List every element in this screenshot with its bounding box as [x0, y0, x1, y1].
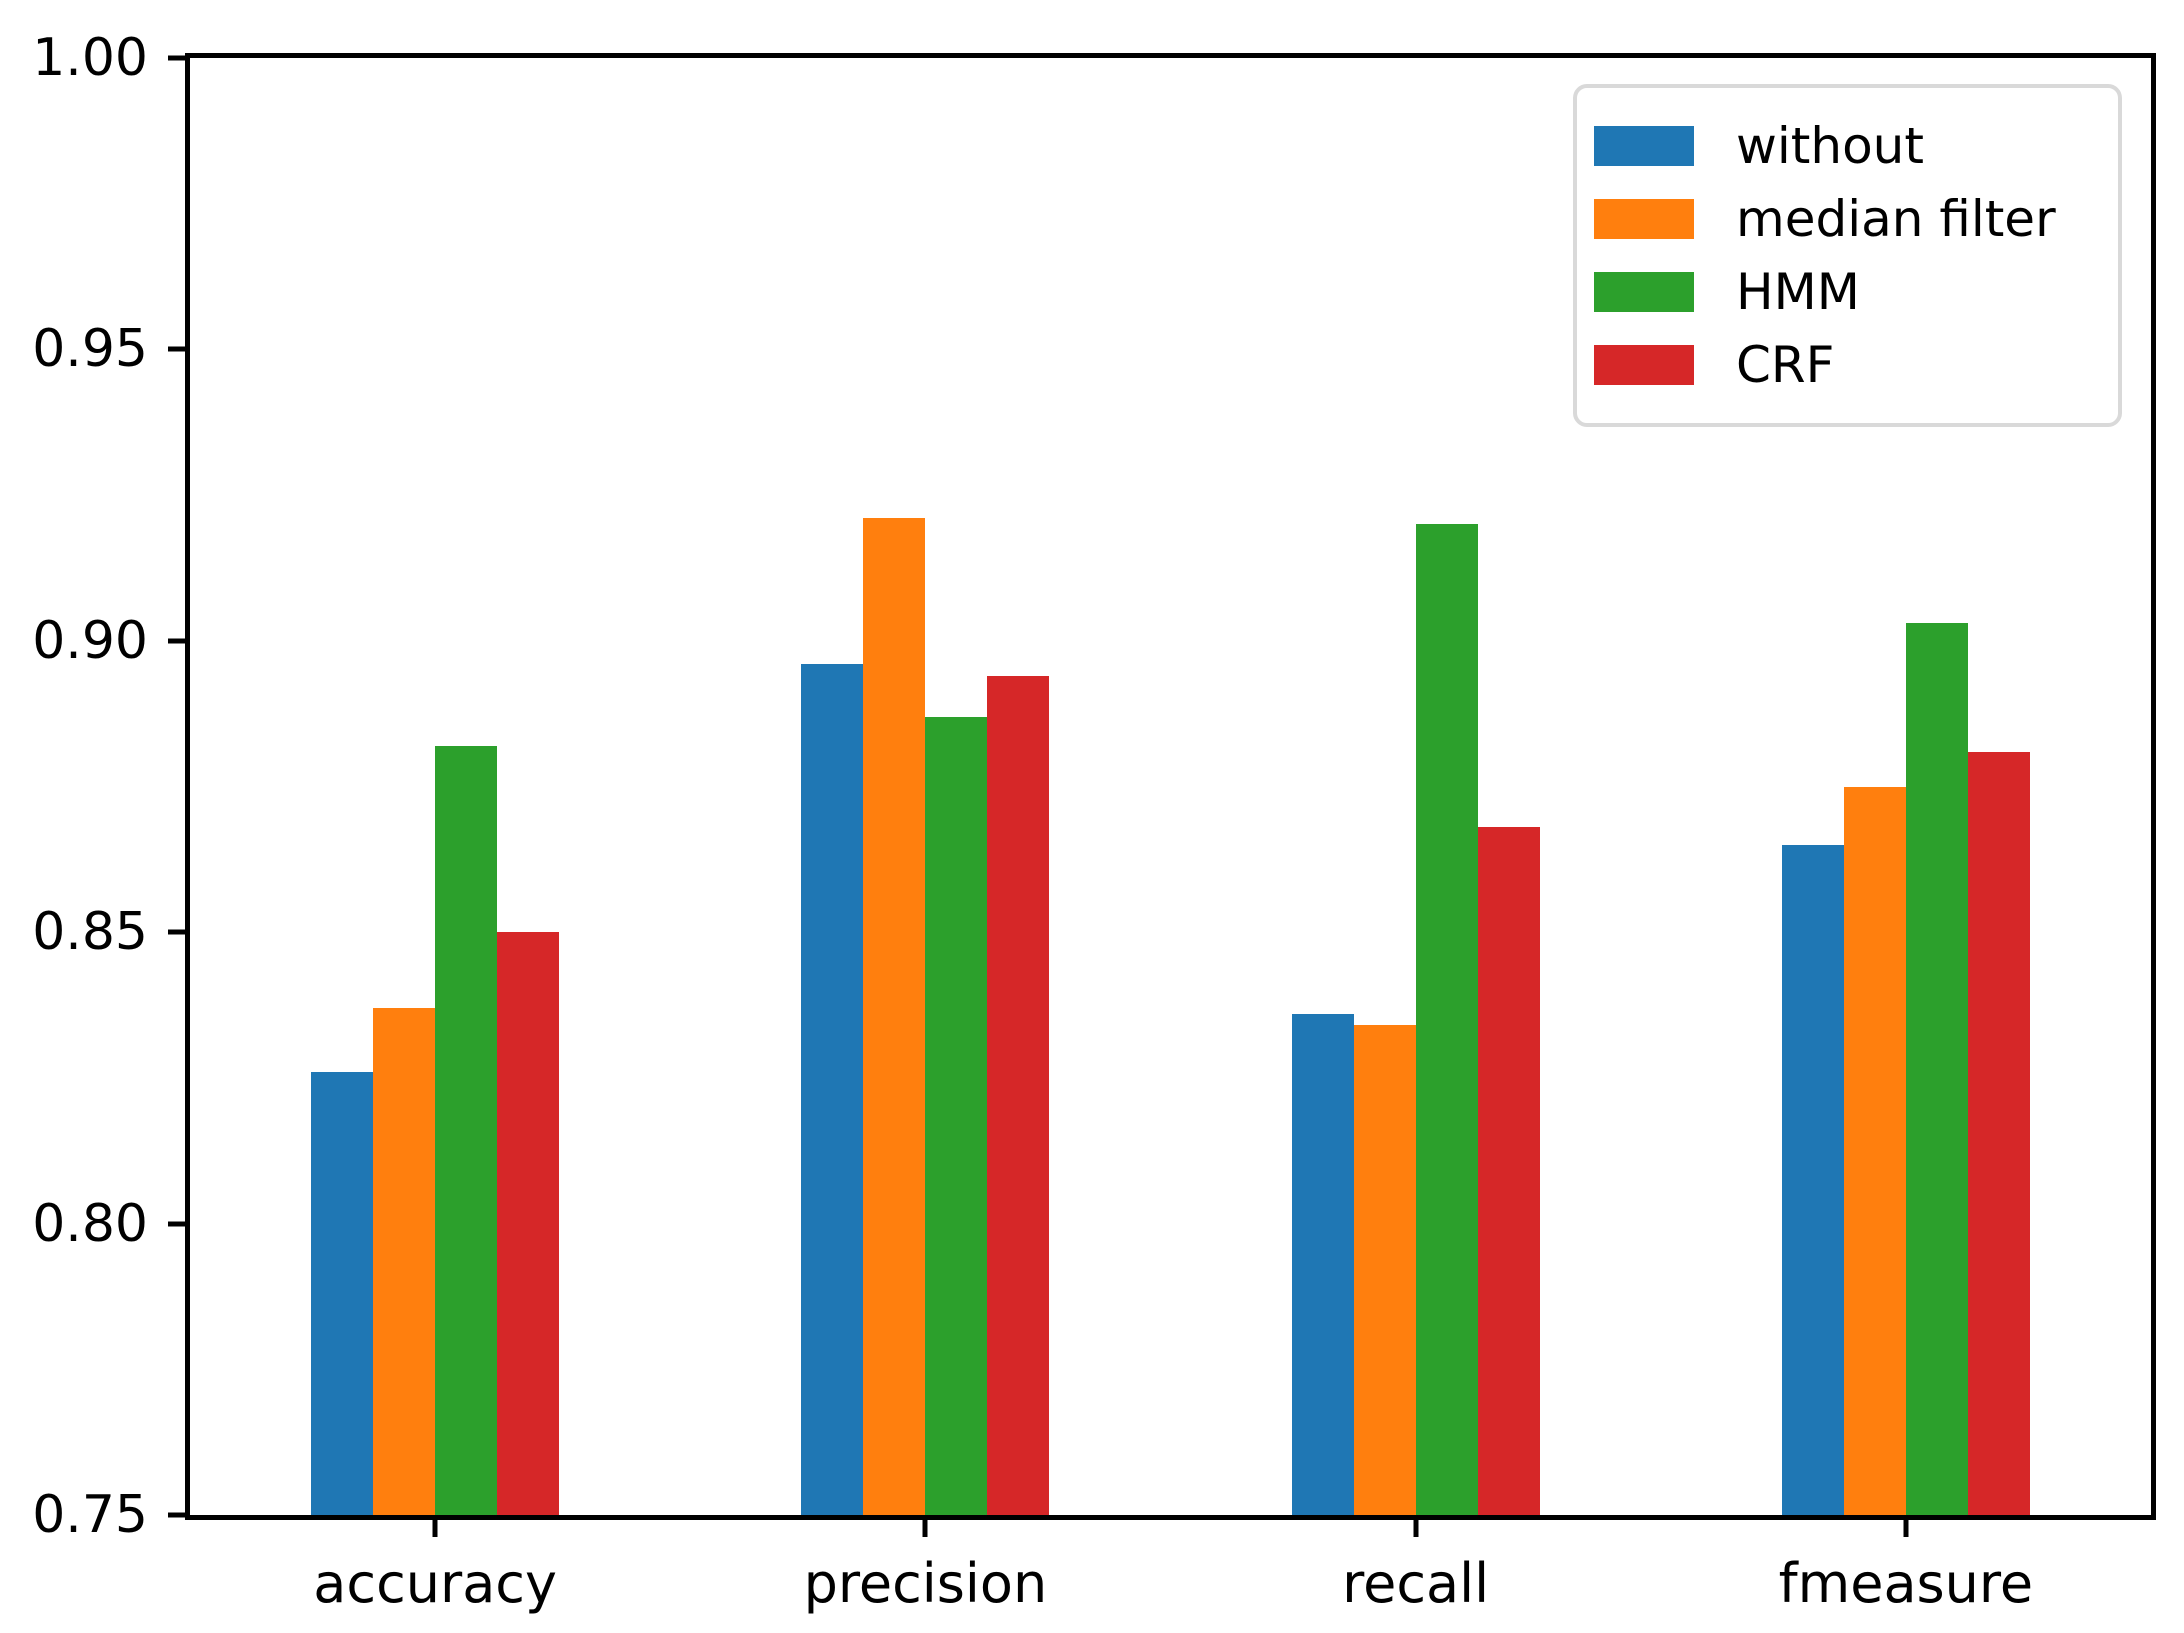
x-axis-tick-mark: [1413, 1520, 1419, 1537]
bar-HMM-fmeasure: [1905, 623, 1968, 1515]
y-axis-tick-label: 0.95: [32, 319, 148, 380]
bar-CRF-precision: [987, 675, 1050, 1515]
bar-median-filter-fmeasure: [1843, 786, 1906, 1515]
bar-CRF-accuracy: [497, 932, 560, 1515]
y-axis-tick-mark: [168, 55, 185, 61]
bar-CRF-recall: [1477, 827, 1540, 1515]
x-axis-tick-label-fmeasure: fmeasure: [1778, 1552, 2034, 1615]
y-axis-tick-mark: [168, 346, 185, 352]
y-axis-tick-mark: [168, 929, 185, 935]
bar-HMM-accuracy: [435, 745, 498, 1515]
y-axis-tick-label: 0.75: [32, 1485, 148, 1545]
x-axis-tick-mark: [1903, 1520, 1909, 1537]
x-axis-tick-label-precision: precision: [803, 1552, 1048, 1615]
legend-swatch: [1594, 272, 1694, 312]
legend-label: HMM: [1736, 263, 1860, 321]
y-axis-tick-label: 0.80: [32, 1193, 148, 1254]
y-axis-tick-mark: [168, 1512, 185, 1518]
x-axis-tick-label-recall: recall: [1342, 1552, 1490, 1615]
legend: without median filter HMM CRF: [1573, 84, 2122, 427]
legend-swatch: [1594, 345, 1694, 385]
x-axis-tick-mark: [432, 1520, 438, 1537]
bar-CRF-fmeasure: [1967, 751, 2030, 1515]
legend-swatch: [1594, 199, 1694, 239]
x-axis-tick-mark: [922, 1520, 928, 1537]
legend-item-CRF: CRF: [1594, 340, 2108, 390]
legend-item-HMM: HMM: [1594, 267, 2108, 317]
bar-without-precision: [801, 664, 864, 1515]
legend-item-median-filter: median filter: [1594, 194, 2108, 244]
legend-label: CRF: [1736, 336, 1835, 394]
x-axis-tick-label-accuracy: accuracy: [313, 1552, 557, 1615]
y-axis-tick-mark: [168, 638, 185, 644]
y-axis-tick-label: 0.85: [32, 902, 148, 963]
legend-swatch: [1594, 126, 1694, 166]
y-axis-tick-label: 0.90: [32, 610, 148, 671]
legend-label: without: [1736, 117, 1924, 175]
y-axis-tick-label: 1.00: [32, 28, 148, 88]
bar-without-accuracy: [311, 1072, 374, 1515]
bar-without-fmeasure: [1781, 844, 1844, 1515]
y-axis-tick-mark: [168, 1221, 185, 1227]
bar-without-recall: [1291, 1013, 1354, 1515]
bar-HMM-recall: [1415, 524, 1478, 1515]
legend-label: median filter: [1736, 190, 2056, 248]
bar-median-filter-recall: [1353, 1025, 1416, 1515]
bar-HMM-precision: [925, 716, 988, 1515]
plot-area: without median filter HMM CRF 0.75 0.80 0.85 0…: [32, 32, 2156, 1611]
legend-item-without: without: [1594, 121, 2108, 171]
bar-median-filter-precision: [863, 518, 926, 1515]
bar-median-filter-accuracy: [373, 1007, 436, 1515]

* [Problem requirements]:
Please copy all of the records above line for line, leaving out the pictures.

* [Response below]:
List every element in this screenshot with its bounding box as [x0, y0, x1, y1].
x-axis-tick-mark: [1413, 1520, 1419, 1537]
bar-HMM-fmeasure: [1905, 623, 1968, 1515]
y-axis-tick-label: 0.95: [32, 319, 148, 380]
bar-CRF-precision: [987, 675, 1050, 1515]
bar-median-filter-fmeasure: [1843, 786, 1906, 1515]
bar-CRF-accuracy: [497, 932, 560, 1515]
y-axis-tick-mark: [168, 55, 185, 61]
bar-CRF-recall: [1477, 827, 1540, 1515]
x-axis-tick-label-fmeasure: fmeasure: [1778, 1552, 2034, 1615]
y-axis-tick-mark: [168, 346, 185, 352]
y-axis-tick-mark: [168, 929, 185, 935]
bar-HMM-accuracy: [435, 745, 498, 1515]
y-axis-tick-label: 0.75: [32, 1485, 148, 1545]
x-axis-tick-mark: [1903, 1520, 1909, 1537]
x-axis-tick-label-precision: precision: [803, 1552, 1048, 1615]
legend-swatch: [1594, 272, 1694, 312]
legend-label: HMM: [1736, 263, 1860, 321]
y-axis-tick-label: 0.80: [32, 1193, 148, 1254]
y-axis-tick-mark: [168, 1512, 185, 1518]
x-axis-tick-label-recall: recall: [1342, 1552, 1490, 1615]
legend: without median filter HMM CRF: [1573, 84, 2122, 427]
legend-swatch: [1594, 345, 1694, 385]
x-axis-tick-mark: [432, 1520, 438, 1537]
bar-CRF-fmeasure: [1967, 751, 2030, 1515]
legend-swatch: [1594, 199, 1694, 239]
x-axis-tick-mark: [922, 1520, 928, 1537]
legend-item-CRF: CRF: [1594, 340, 2108, 390]
legend-item-HMM: HMM: [1594, 267, 2108, 317]
bar-without-precision: [801, 664, 864, 1515]
legend-item-median-filter: median filter: [1594, 194, 2108, 244]
legend-label: CRF: [1736, 336, 1835, 394]
x-axis-tick-label-accuracy: accuracy: [313, 1552, 557, 1615]
y-axis-tick-mark: [168, 638, 185, 644]
y-axis-tick-label: 0.85: [32, 902, 148, 963]
legend-swatch: [1594, 126, 1694, 166]
y-axis-tick-label: 0.90: [32, 610, 148, 671]
legend-label: without: [1736, 117, 1924, 175]
y-axis-tick-label: 1.00: [32, 28, 148, 88]
bar-without-accuracy: [311, 1072, 374, 1515]
bar-without-fmeasure: [1781, 844, 1844, 1515]
y-axis-tick-mark: [168, 1221, 185, 1227]
bar-without-recall: [1291, 1013, 1354, 1515]
bar-HMM-recall: [1415, 524, 1478, 1515]
legend-label: median filter: [1736, 190, 2056, 248]
bar-median-filter-recall: [1353, 1025, 1416, 1515]
bar-HMM-precision: [925, 716, 988, 1515]
plot-area: without median filter HMM CRF 0.75 0.80 0.85 0…: [32, 32, 2156, 1611]
legend-item-without: without: [1594, 121, 2108, 171]
bar-median-filter-precision: [863, 518, 926, 1515]
bar-median-filter-accuracy: [373, 1007, 436, 1515]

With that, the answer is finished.